--- START OF Raw records ---
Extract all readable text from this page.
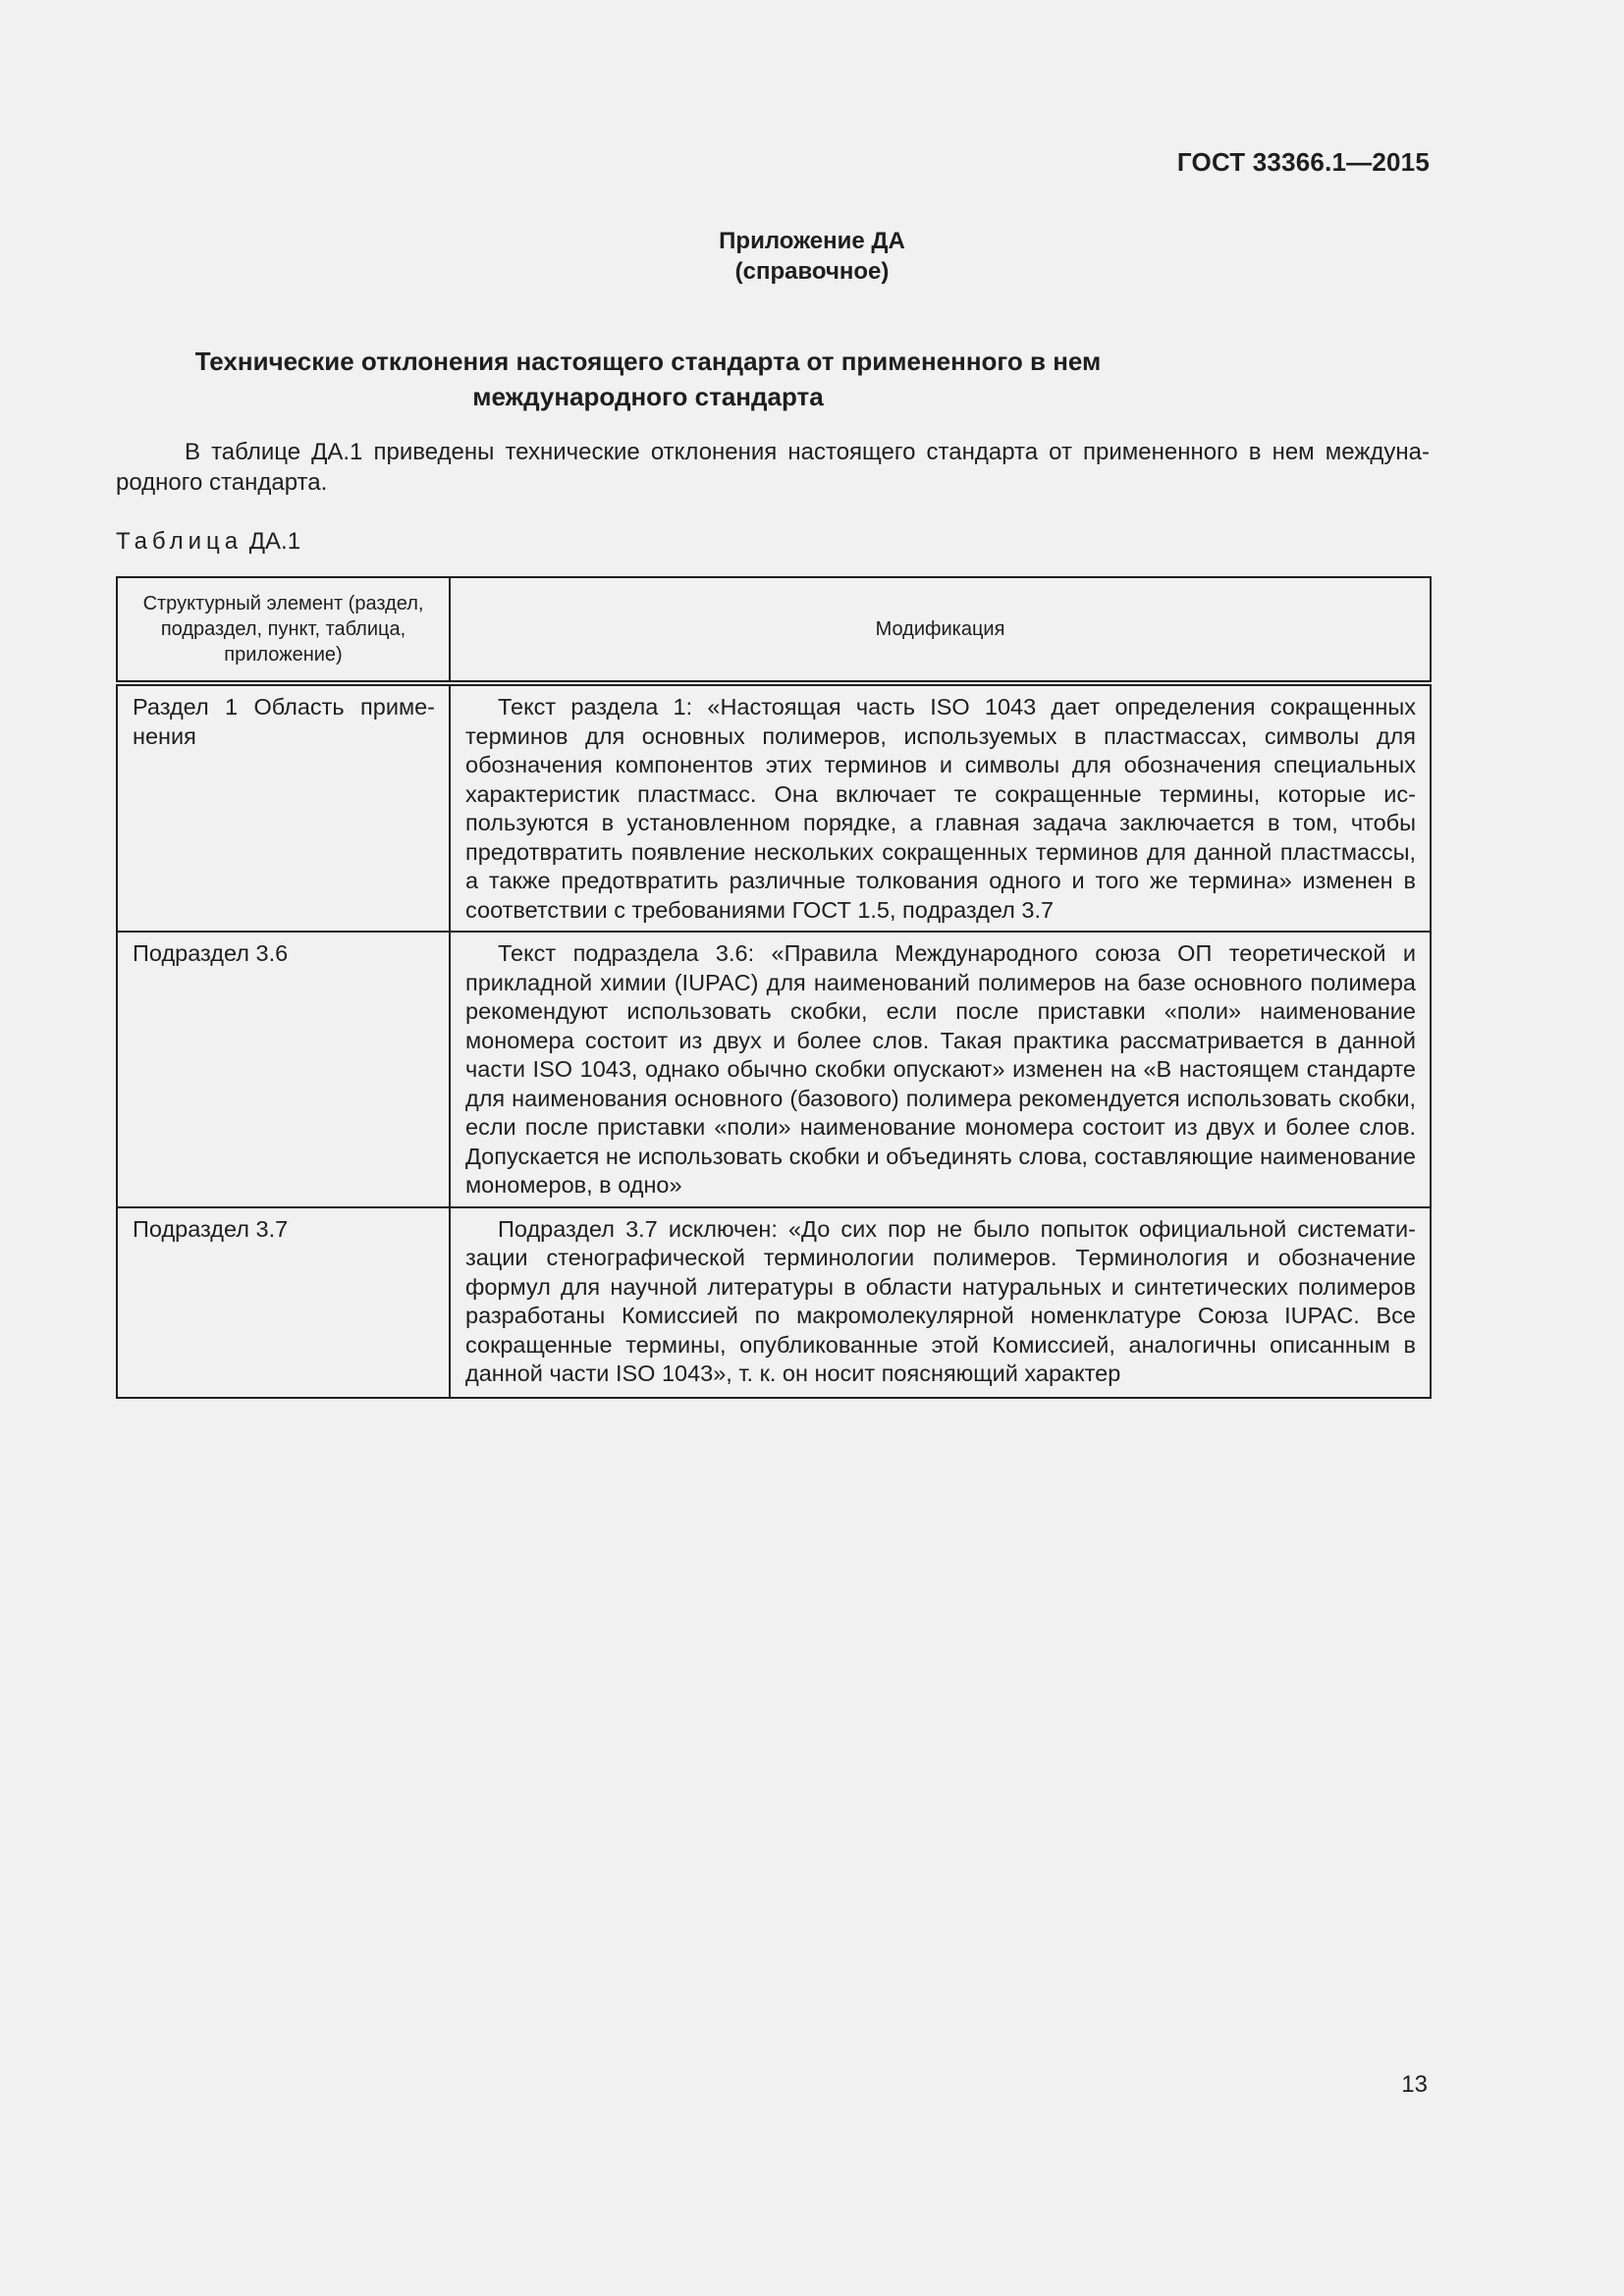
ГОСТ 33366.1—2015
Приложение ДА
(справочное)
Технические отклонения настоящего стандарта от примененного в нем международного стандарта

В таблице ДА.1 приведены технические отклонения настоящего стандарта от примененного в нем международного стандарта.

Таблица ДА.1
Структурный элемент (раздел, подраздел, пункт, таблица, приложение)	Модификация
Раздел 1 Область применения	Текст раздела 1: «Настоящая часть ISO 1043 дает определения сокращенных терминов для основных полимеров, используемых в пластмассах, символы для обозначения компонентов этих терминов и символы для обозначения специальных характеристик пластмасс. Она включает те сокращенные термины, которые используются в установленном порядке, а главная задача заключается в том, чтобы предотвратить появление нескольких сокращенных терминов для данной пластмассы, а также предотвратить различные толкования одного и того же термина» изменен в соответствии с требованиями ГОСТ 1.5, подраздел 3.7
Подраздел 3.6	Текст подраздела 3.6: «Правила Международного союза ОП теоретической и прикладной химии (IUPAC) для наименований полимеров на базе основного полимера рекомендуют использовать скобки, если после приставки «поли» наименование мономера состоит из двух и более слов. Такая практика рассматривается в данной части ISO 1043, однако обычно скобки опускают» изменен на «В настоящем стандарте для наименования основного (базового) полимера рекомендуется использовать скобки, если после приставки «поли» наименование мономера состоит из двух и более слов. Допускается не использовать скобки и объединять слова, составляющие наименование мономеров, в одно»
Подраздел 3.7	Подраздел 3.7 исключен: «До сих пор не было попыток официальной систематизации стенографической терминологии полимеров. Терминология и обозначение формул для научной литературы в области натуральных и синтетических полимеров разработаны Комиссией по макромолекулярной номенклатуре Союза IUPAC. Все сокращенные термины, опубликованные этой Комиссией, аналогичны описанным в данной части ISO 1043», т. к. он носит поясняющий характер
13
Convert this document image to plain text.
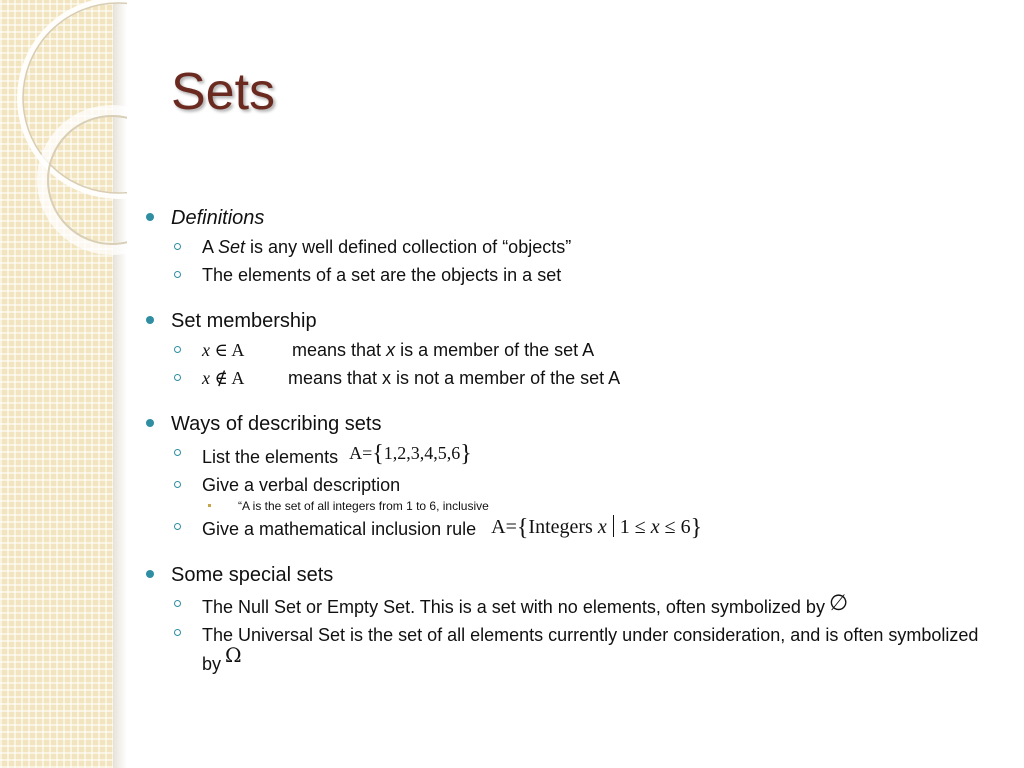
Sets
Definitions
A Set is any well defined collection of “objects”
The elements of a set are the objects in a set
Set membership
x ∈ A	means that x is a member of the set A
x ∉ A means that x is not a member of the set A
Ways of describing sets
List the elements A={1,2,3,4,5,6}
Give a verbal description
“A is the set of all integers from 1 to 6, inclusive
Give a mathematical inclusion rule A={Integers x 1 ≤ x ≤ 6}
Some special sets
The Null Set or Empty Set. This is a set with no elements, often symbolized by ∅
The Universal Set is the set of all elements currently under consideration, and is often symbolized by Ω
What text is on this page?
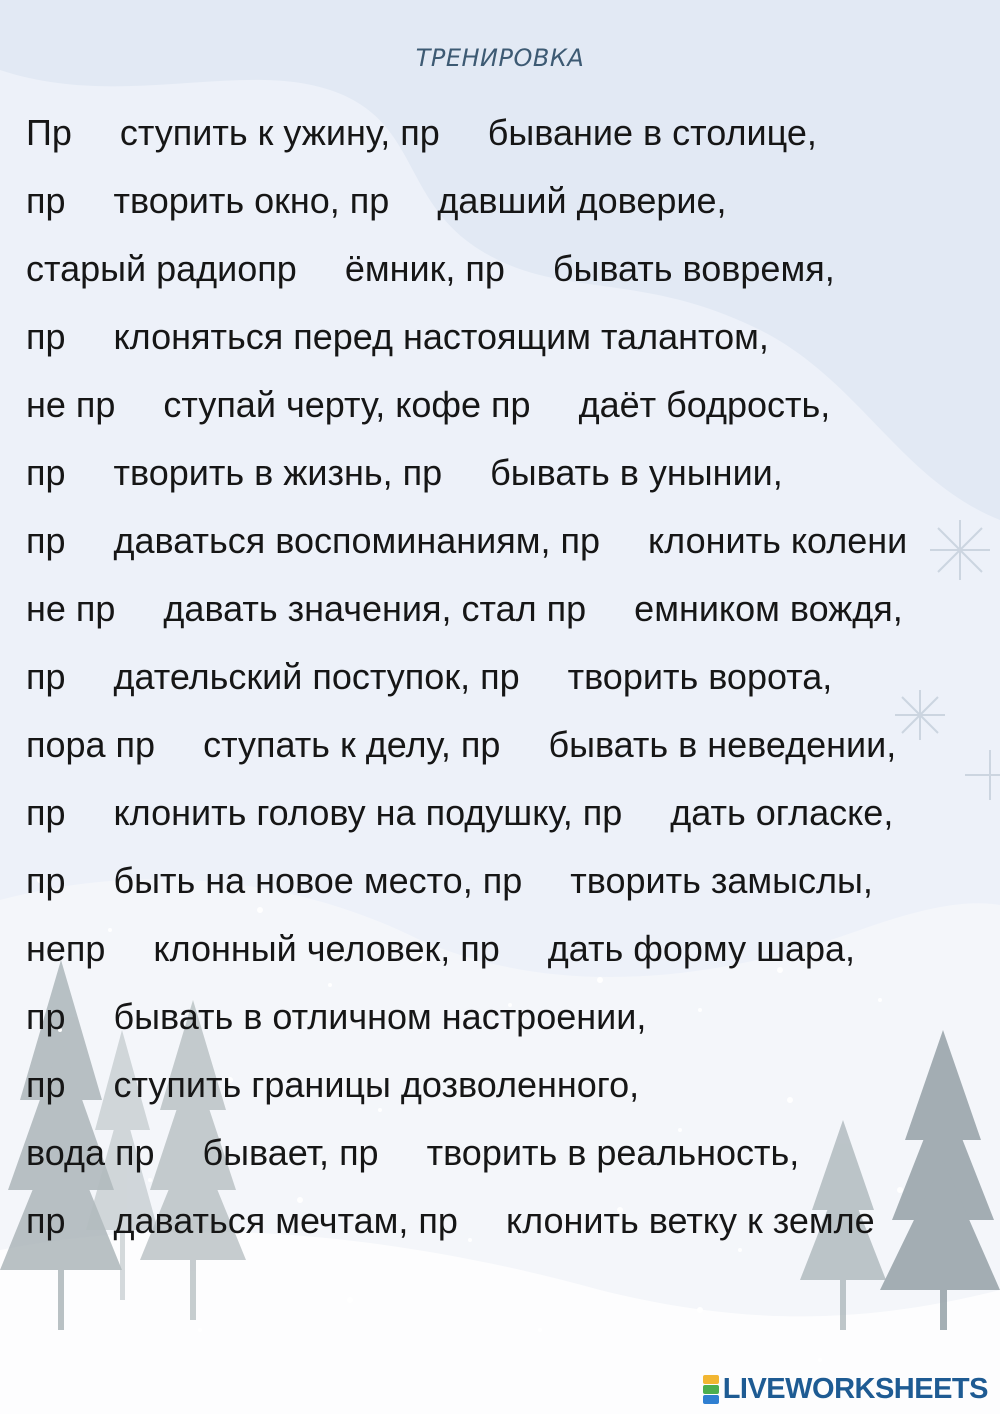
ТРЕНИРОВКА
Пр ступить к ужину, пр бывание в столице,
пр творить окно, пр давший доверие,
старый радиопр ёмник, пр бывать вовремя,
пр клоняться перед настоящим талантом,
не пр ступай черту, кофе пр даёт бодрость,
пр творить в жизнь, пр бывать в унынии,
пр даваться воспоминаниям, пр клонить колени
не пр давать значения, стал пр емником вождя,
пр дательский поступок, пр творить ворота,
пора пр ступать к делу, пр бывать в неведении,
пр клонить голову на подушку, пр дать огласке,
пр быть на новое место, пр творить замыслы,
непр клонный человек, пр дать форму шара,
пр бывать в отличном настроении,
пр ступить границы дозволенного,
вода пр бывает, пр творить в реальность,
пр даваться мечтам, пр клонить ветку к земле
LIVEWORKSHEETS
--- END OF Raw records ---
§ **The exercise**: Nothing but the lines from the line containing "What text is on this page?" through the last line of the records above is to be extracted, exactly and with no pictures.

§ **The completed task**:
What text is on this page?
ТРЕНИРОВКА
Пр ступить к ужину, пр бывание в столице,
пр творить окно, пр давший доверие,
старый радиопр ёмник, пр бывать вовремя,
пр клоняться перед настоящим талантом,
не пр ступай черту, кофе пр даёт бодрость,
пр творить в жизнь, пр бывать в унынии,
пр даваться воспоминаниям, пр клонить колени
не пр давать значения, стал пр емником вождя,
пр дательский поступок, пр творить ворота,
пора пр ступать к делу, пр бывать в неведении,
пр клонить голову на подушку, пр дать огласке,
пр быть на новое место, пр творить замыслы,
непр клонный человек, пр дать форму шара,
пр бывать в отличном настроении,
пр ступить границы дозволенного,
вода пр бывает, пр творить в реальность,
пр даваться мечтам, пр клонить ветку к земле
LIVEWORKSHEETS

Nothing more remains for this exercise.